Exercise directions –
Look through the material below. Copy every line with the string "Netto" in it.
--- Data shown ---
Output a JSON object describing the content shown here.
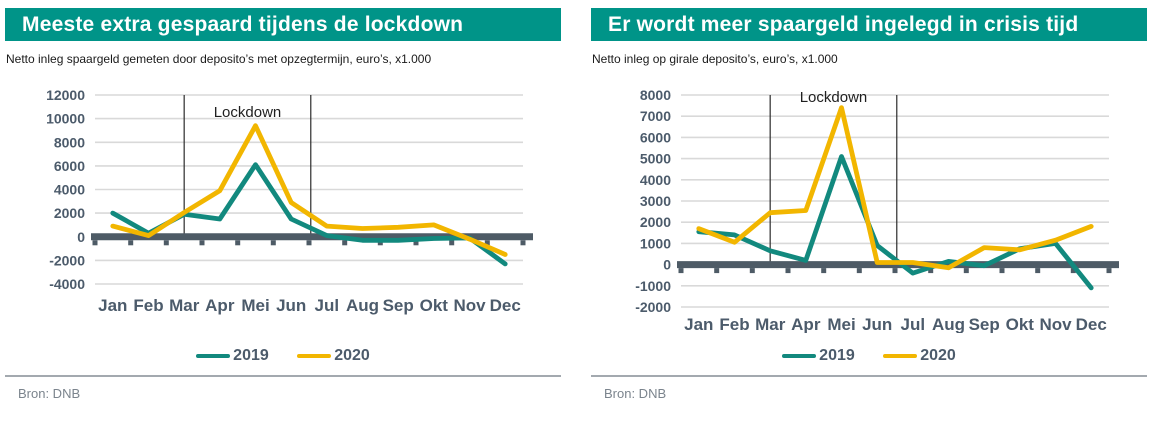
{
  "colors": {
    "header_bg": "#009488",
    "axis": "#4e5b66",
    "grid": "#d9d9d9",
    "tick_label": "#4c5b6b",
    "annotation_line": "#2b2b2b",
    "teal_2019": "#12897e",
    "yellow_2020": "#f2b600"
  },
  "chart_data": [
    {
      "type": "line",
      "title": "Meeste extra gespaard tijdens de lockdown",
      "subtitle": "Netto inleg spaargeld gemeten door deposito’s met opzegtermijn, euro’s, x1.000",
      "source": "Bron: DNB",
      "categories": [
        "Jan",
        "Feb",
        "Mar",
        "Apr",
        "Mei",
        "Jun",
        "Jul",
        "Aug",
        "Sep",
        "Okt",
        "Nov",
        "Dec"
      ],
      "series": [
        {
          "name": "2019",
          "color": "#12897e",
          "values": [
            2000,
            300,
            1900,
            1500,
            6100,
            1500,
            100,
            -300,
            -300,
            -150,
            -100,
            -2300
          ]
        },
        {
          "name": "2020",
          "color": "#f2b600",
          "values": [
            900,
            100,
            2050,
            3900,
            9400,
            2900,
            900,
            700,
            800,
            1000,
            -200,
            -1500
          ]
        }
      ],
      "ylim": [
        -4000,
        12000
      ],
      "ytick_step": 2000,
      "grid": true,
      "legend_position": "bottom",
      "annotation": {
        "label": "Lockdown",
        "x_start_index": 2,
        "x_end_index": 5.55
      },
      "layout": {
        "plot_top": 8,
        "plot_bottom": 197,
        "month_label_y": 224,
        "annotation_dy": 22
      }
    },
    {
      "type": "line",
      "title": "Er wordt meer spaargeld ingelegd in crisis tijd",
      "subtitle": "Netto inleg op girale deposito’s, euro’s, x1.000",
      "source": "Bron: DNB",
      "categories": [
        "Jan",
        "Feb",
        "Mar",
        "Apr",
        "Mei",
        "Jun",
        "Jul",
        "Aug",
        "Sep",
        "Okt",
        "Nov",
        "Dec"
      ],
      "series": [
        {
          "name": "2019",
          "color": "#12897e",
          "values": [
            1550,
            1400,
            650,
            200,
            5100,
            900,
            -400,
            150,
            -50,
            750,
            1000,
            -1100
          ]
        },
        {
          "name": "2020",
          "color": "#f2b600",
          "values": [
            1700,
            1050,
            2450,
            2550,
            7400,
            100,
            100,
            -150,
            800,
            700,
            1150,
            1800
          ]
        }
      ],
      "ylim": [
        -2000,
        8000
      ],
      "ytick_step": 1000,
      "grid": true,
      "legend_position": "bottom",
      "annotation": {
        "label": "Lockdown",
        "x_start_index": 2,
        "x_end_index": 5.55
      },
      "layout": {
        "plot_top": 8,
        "plot_bottom": 220,
        "month_label_y": 243,
        "annotation_dy": 7
      }
    }
  ]
}
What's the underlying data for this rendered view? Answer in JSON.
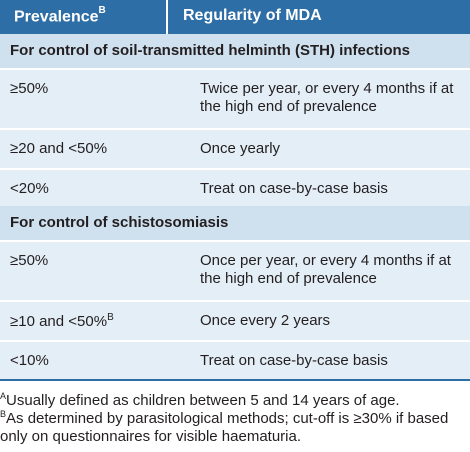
{
  "header": {
    "col1": "Prevalence",
    "col1_sup": "B",
    "col2": "Regularity of MDA"
  },
  "sections": [
    {
      "title": "For control of soil-transmitted helminth (STH) infections",
      "rows": [
        {
          "prevalence": "≥50%",
          "regularity": "Twice per year, or every 4 months if at the high end of prevalence"
        },
        {
          "prevalence": "≥20 and <50%",
          "regularity": "Once yearly"
        },
        {
          "prevalence": "<20%",
          "regularity": "Treat on case-by-case basis"
        }
      ]
    },
    {
      "title": "For control of schistosomiasis",
      "rows": [
        {
          "prevalence": "≥50%",
          "regularity": "Once per year, or every 4 months if at the high end of prevalence"
        },
        {
          "prevalence": "≥10 and <50%",
          "prevalence_sup": "B",
          "regularity": "Once every 2 years"
        },
        {
          "prevalence": "<10%",
          "regularity": "Treat on case-by-case basis"
        }
      ]
    }
  ],
  "footnotes": [
    {
      "mark": "A",
      "text": "Usually defined as children between 5 and 14 years of age."
    },
    {
      "mark": "B",
      "text": "As determined by parasitological methods; cut-off is ≥30% if based only on questionnaires for visible haematuria."
    }
  ],
  "colors": {
    "header_bg": "#2e6ea6",
    "section_bg": "#cfe0ef",
    "row_bg": "#e4eef7"
  }
}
---
The solution –
      "subtitle": "Netto inleg spaargeld gemeten door deposito’s met opzegtermijn, euro’s, x1.000",
      "subtitle": "Netto inleg op girale deposito’s, euro’s, x1.000",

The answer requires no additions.